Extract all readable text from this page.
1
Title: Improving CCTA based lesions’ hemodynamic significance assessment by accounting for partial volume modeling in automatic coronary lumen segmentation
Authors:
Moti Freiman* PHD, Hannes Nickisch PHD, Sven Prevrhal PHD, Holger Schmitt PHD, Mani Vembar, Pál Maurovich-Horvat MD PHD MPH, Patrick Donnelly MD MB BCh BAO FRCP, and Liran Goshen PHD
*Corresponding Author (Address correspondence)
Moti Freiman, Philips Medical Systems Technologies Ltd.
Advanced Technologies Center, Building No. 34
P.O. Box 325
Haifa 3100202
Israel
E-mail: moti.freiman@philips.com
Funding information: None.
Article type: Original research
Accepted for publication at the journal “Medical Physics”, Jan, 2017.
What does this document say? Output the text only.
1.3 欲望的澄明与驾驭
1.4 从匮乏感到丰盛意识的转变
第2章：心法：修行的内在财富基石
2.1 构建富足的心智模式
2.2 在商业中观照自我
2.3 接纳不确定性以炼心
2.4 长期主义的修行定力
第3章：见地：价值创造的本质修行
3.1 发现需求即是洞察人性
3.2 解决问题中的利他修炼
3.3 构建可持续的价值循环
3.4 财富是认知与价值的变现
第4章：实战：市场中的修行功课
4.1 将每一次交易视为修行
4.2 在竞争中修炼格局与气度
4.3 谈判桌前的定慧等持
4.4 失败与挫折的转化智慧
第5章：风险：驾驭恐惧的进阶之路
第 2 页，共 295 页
★ ★ ★
(Work to do)
Repeat the material above exactly.

(Result of this exercise)
Extract all readable text from this page.
1
Title: Improving CCTA based lesions’ hemodynamic significance assessment by accounting for partial volume modeling in automatic coronary lumen segmentation
Authors:
Moti Freiman* PHD, Hannes Nickisch PHD, Sven Prevrhal PHD, Holger Schmitt PHD, Mani Vembar, Pál Maurovich-Horvat MD PHD MPH, Patrick Donnelly MD MB BCh BAO FRCP, and Liran Goshen PHD
*Corresponding Author (Address correspondence)
Moti Freiman, Philips Medical Systems Technologies Ltd.
Advanced Technologies Center, Building No. 34
P.O. Box 325
Haifa 3100202
Israel
E-mail: moti.freiman@philips.com
Funding information: None.
Article type: Original research
Accepted for publication at the journal “Medical Physics”, Jan, 2017.
What does this document say? Output the text only.
1.3 欲望的澄明与驾驭
1.4 从匮乏感到丰盛意识的转变
第2章：心法：修行的内在财富基石
2.1 构建富足的心智模式
2.2 在商业中观照自我
2.3 接纳不确定性以炼心
2.4 长期主义的修行定力
第3章：见地：价值创造的本质修行
3.1 发现需求即是洞察人性
3.2 解决问题中的利他修炼
3.3 构建可持续的价值循环
3.4 财富是认知与价值的变现
第4章：实战：市场中的修行功课
4.1 将每一次交易视为修行
4.2 在竞争中修炼格局与气度
4.3 谈判桌前的定慧等持
4.4 失败与挫折的转化智慧
第5章：风险：驾驭恐惧的进阶之路
第 2 页，共 295 页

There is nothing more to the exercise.